**WHAT NEEDS TO BE DONE**
Return all lines that include the string "COMPB".

**DATA FOR PROCESSING**
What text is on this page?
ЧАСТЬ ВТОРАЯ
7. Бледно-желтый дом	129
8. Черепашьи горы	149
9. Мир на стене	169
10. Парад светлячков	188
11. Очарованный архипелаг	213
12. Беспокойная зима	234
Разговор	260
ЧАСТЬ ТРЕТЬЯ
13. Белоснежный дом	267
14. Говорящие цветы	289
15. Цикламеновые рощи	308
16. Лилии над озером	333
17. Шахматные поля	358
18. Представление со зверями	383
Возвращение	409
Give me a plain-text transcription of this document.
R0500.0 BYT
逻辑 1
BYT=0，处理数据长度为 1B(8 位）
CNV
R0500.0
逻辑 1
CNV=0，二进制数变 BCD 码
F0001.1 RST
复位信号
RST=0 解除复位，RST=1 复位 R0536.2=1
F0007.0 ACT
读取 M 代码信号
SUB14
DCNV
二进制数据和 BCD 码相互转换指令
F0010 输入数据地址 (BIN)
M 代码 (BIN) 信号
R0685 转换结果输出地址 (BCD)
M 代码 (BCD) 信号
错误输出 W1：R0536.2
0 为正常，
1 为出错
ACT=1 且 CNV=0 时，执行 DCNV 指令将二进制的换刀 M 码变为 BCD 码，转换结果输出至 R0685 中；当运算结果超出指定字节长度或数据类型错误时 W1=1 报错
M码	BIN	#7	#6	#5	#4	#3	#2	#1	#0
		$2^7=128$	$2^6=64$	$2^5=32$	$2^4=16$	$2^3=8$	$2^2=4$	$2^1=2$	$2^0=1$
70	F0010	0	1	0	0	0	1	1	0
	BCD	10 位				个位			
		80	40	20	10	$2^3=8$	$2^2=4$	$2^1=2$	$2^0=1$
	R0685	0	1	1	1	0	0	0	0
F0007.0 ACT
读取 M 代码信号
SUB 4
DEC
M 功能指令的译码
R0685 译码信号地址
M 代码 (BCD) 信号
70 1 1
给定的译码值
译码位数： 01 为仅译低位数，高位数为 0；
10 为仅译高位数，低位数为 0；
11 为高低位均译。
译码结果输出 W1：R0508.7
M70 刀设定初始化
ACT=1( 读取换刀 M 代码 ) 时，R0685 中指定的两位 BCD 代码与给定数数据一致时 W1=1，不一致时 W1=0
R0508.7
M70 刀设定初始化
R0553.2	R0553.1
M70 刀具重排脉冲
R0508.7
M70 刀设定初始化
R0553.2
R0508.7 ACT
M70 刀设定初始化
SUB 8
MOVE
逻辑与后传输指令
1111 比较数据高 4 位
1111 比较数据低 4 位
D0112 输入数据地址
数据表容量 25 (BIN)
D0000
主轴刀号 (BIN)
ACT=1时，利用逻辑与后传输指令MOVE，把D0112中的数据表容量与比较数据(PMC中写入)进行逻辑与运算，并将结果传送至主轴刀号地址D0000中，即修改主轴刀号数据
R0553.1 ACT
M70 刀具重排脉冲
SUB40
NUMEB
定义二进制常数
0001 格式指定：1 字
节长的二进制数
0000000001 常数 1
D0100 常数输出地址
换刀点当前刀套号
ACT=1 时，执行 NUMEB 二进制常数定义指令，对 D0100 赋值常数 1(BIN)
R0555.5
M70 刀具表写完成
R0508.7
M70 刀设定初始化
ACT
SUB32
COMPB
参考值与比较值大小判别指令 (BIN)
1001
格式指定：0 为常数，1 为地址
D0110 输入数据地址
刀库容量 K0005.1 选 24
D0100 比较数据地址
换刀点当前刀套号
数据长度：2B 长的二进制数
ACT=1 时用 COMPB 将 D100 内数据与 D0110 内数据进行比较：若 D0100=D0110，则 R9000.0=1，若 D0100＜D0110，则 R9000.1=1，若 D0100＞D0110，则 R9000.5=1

**FINISHED TASK**
COMPB
ACT=1 时用 COMPB 将 D100 内数据与 D0110 内数据进行比较：若 D0100=D0110，则 R9000.0=1，若 D0100＜D0110，则 R9000.1=1，若 D0100＞D0110，则 R9000.5=1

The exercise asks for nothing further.